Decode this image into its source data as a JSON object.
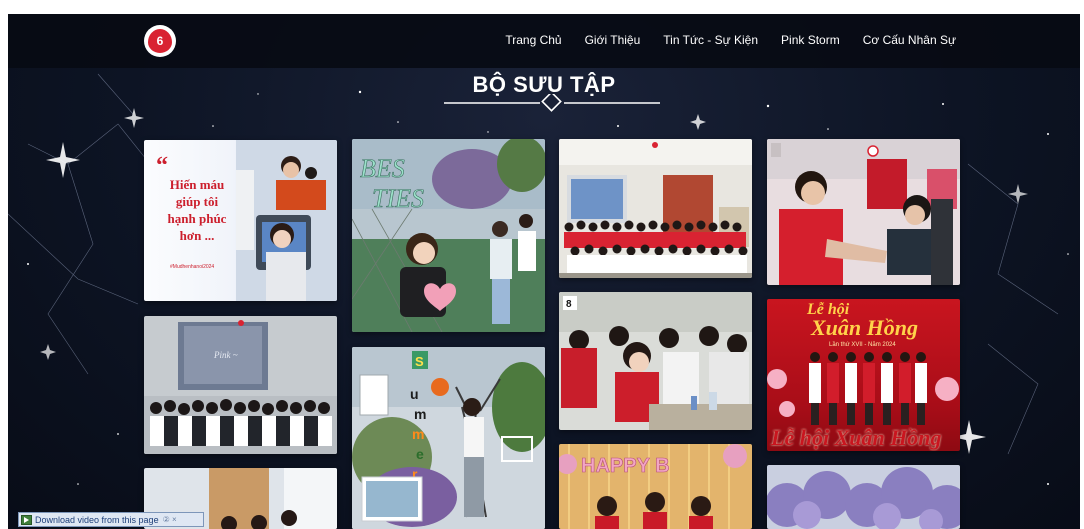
{
  "nav": {
    "logo_text": "6",
    "links": [
      "Trang Chủ",
      "Giới Thiệu",
      "Tin Tức - Sự Kiện",
      "Pink Storm",
      "Cơ Cấu Nhân Sự"
    ]
  },
  "section": {
    "title": "BỘ SƯU TẬP"
  },
  "gallery": {
    "quote": {
      "mark": "“",
      "lines": [
        "Hiến máu",
        "giúp tôi",
        "hạnh phúc",
        "hơn ..."
      ],
      "hashtag": "#Mudhenhanoi2024"
    },
    "festival": {
      "line1": "Lễ hội",
      "line2": "Xuân Hồng",
      "subtitle": "Lần thứ XVII - Năm 2024",
      "bottom": "Lễ hội Xuân Hồng"
    },
    "classroom_number": "8",
    "birthday": "HAPPY B"
  },
  "download_bar": {
    "label": "Download video from this page",
    "extra": "② ×"
  },
  "colors": {
    "brand_red": "#d92332",
    "background": "#0d1424",
    "nav_text": "#ffffff"
  }
}
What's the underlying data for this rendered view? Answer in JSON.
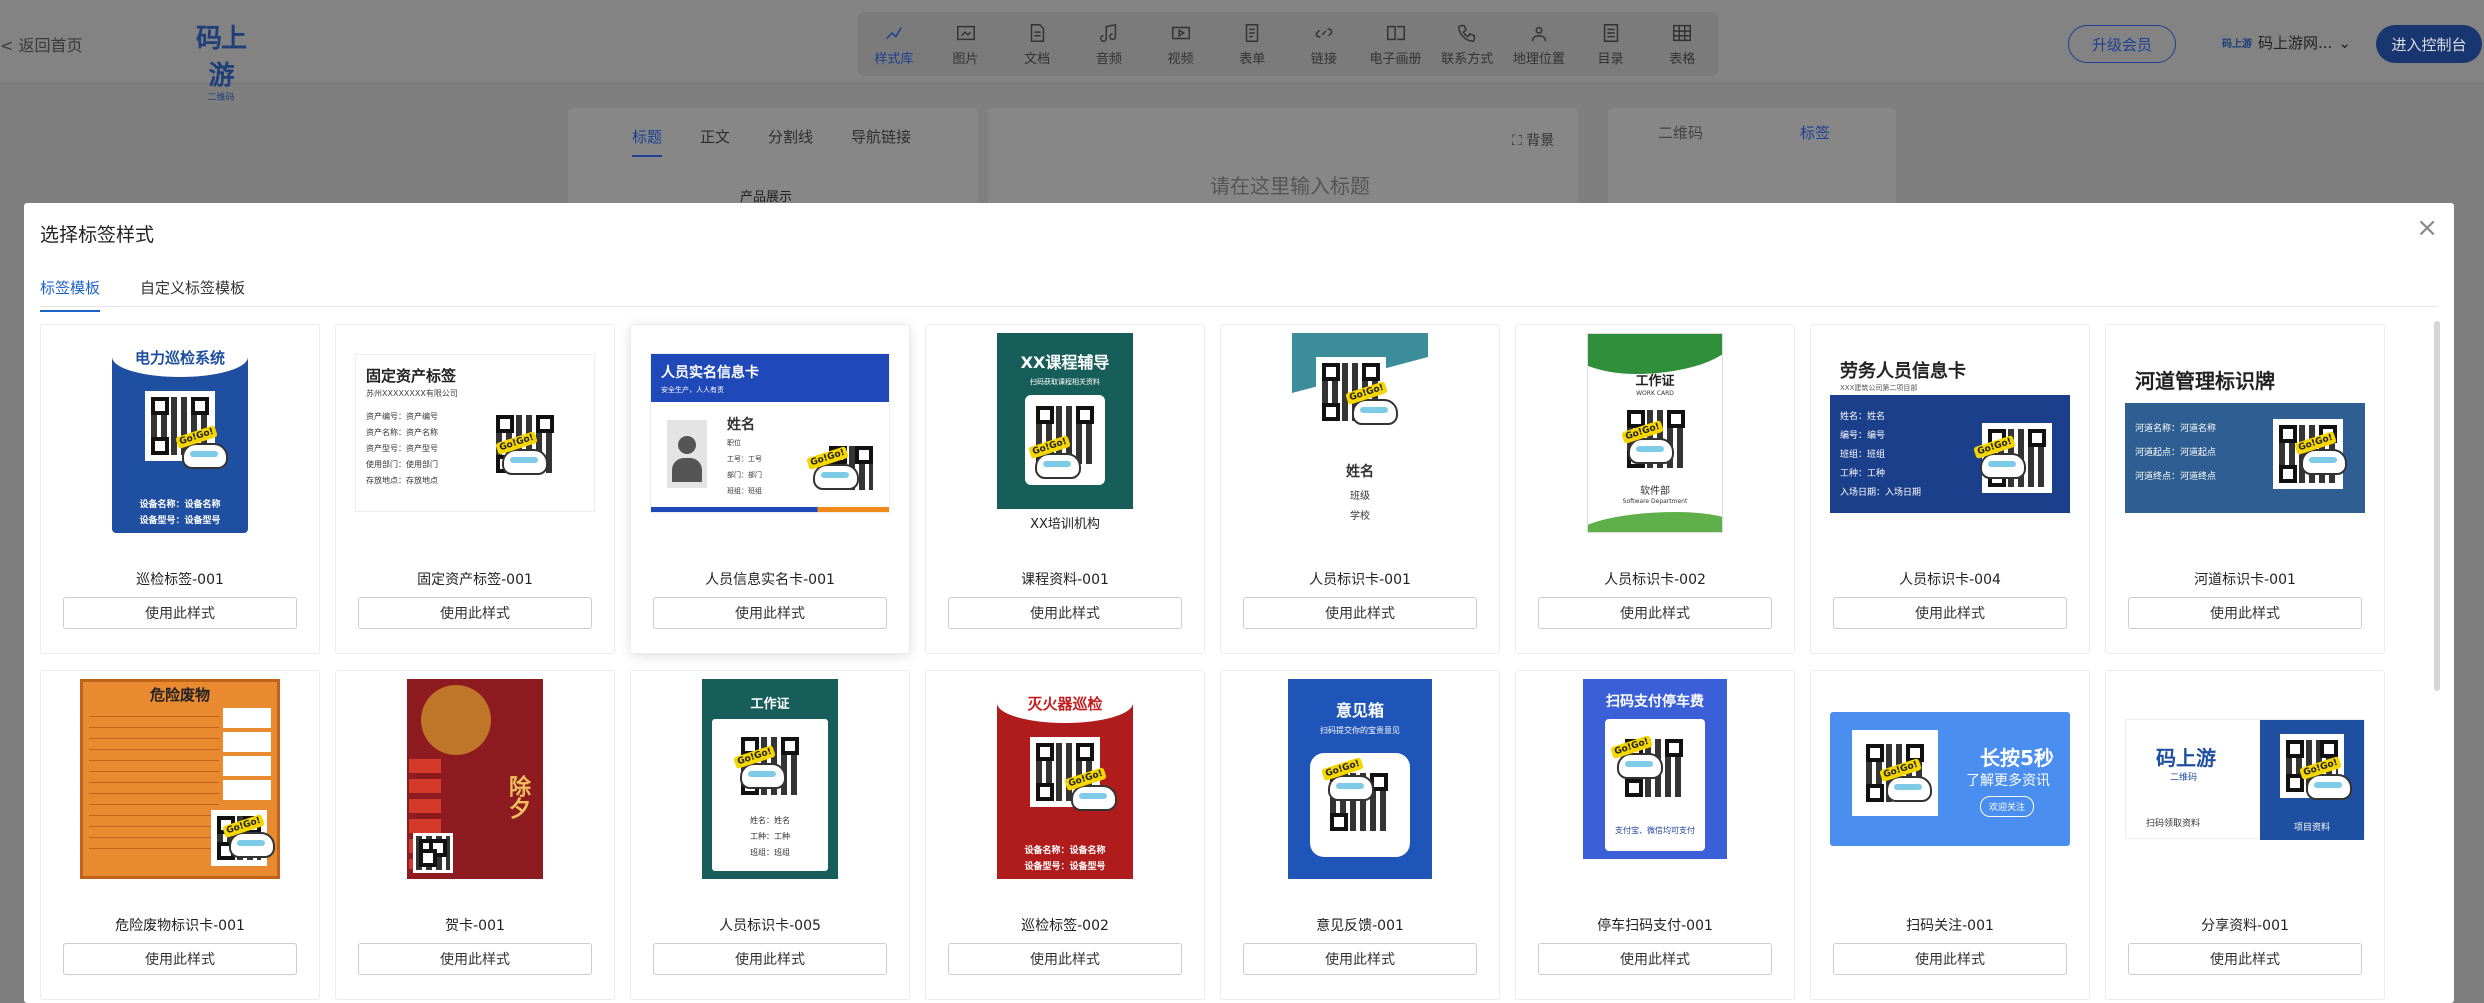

----------------------------------------

**EXERCISE DESCRIPTION:** Say how many lines hold the word "this", giving the number and nothing else.

**REPLY:** 3